[REQUIREMENTS]
Reproduce the mailing-list post on index-only scans for expressions from "On 08/16/2016 12:03" up to and including "generate_series(0, 999) as x)".

------ TEXT ------

Re: Index Onlys Scan for expressions

From: Tomas Vondra <tomas(dot)vondra(at)2ndquadrant(dot)com>
To: pgsql-hackers(at)postgresql(dot)org
Subject: Re: Index Onlys Scan for expressions
Date: 2016-08-15 22:37:34
Message-ID: 31014886-8607-0b3b-66ec-b5947d117ccf@2ndquadrant.com
Views: Raw Message | Whole Thread | Download mbox | Resend email
Thread:
Lists: pgsql-hackers

On 08/16/2016 12:03 AM, Ildar Musin wrote:
> Hi, hackers!
>
> There is a known issue that index only scan (IOS) can only work with
> simple index keys based on single attributes and doesn't work with index
> expressions. In this patch I propose a solution that adds support of IOS
> for index expressions. Here's an example:
>
> create table abc(a int, b int, c int);
> create index on abc ((a * 1000 + b), c);
>
> with t1 as (select generate_series(1, 1000) as x),
> t2 as (select generate_series(0, 999) as x)
> insert into abc(a, b, c)
> select t1.x, t2.x, t2.x from t1, t2;
> vacuum analyze;
>
> Explain results with the patch:
>
> explain (analyze, buffers) select a * 1000 + b + c from abc where a *
> 1000 + b = 1001;
> QUERY PLAN
> -------------------------------------------------------------------------------------------------------------------------
>
> Index Only Scan using abc_expr_c_idx on abc (cost=0.42..4.45 rows=1
> width=4) (actual time=0.032..0.033 rows=1 loops=1)

------ RECORDS SUPPLIED ------

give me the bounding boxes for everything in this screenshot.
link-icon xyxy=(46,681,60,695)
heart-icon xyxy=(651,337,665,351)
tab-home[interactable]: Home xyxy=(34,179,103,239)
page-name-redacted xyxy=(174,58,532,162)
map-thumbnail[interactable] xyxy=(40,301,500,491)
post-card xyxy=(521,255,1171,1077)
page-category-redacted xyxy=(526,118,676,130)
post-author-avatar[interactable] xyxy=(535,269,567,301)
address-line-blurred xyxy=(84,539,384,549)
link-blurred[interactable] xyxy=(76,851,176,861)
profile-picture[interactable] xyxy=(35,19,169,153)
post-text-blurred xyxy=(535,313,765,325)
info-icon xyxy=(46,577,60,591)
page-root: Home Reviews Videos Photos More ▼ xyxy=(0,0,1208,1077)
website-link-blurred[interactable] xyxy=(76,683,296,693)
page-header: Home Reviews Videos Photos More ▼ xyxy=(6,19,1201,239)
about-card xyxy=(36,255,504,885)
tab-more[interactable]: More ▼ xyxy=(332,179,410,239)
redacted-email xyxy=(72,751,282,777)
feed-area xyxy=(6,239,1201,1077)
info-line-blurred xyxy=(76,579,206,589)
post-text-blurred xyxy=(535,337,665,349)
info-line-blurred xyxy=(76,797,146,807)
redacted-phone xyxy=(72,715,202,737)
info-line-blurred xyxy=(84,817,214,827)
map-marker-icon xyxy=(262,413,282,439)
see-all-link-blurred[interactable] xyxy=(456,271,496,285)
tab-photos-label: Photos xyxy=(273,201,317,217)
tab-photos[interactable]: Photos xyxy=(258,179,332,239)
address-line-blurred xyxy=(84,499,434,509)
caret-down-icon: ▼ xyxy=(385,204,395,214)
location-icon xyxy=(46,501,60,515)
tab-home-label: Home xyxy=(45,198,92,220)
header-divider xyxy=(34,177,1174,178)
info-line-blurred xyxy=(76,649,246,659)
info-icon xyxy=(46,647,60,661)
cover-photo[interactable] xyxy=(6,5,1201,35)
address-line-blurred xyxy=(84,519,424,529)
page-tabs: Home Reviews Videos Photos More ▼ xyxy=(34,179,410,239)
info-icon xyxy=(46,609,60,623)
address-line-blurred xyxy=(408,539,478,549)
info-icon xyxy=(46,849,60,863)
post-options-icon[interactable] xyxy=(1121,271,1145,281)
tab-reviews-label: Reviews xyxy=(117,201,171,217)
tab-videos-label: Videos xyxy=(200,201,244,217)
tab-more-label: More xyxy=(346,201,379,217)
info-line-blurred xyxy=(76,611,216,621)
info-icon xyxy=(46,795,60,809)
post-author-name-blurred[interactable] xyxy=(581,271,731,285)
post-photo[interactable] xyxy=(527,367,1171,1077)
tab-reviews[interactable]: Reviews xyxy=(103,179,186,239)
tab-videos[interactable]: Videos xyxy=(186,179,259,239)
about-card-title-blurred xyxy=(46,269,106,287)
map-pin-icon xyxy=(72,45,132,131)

------

[FINAL ANSWER]
On 08/16/2016 12:03 AM, Ildar Musin wrote:
> Hi, hackers!
>
> There is a known issue that index only scan (IOS) can only work with
> simple index keys based on single attributes and doesn't work with index
> expressions. In this patch I propose a solution that adds support of IOS
> for index expressions. Here's an example:
>
> create table abc(a int, b int, c int);
> create index on abc ((a * 1000 + b), c);
>
> with t1 as (select generate_series(1, 1000) as x),
> t2 as (select generate_series(0, 999) as x)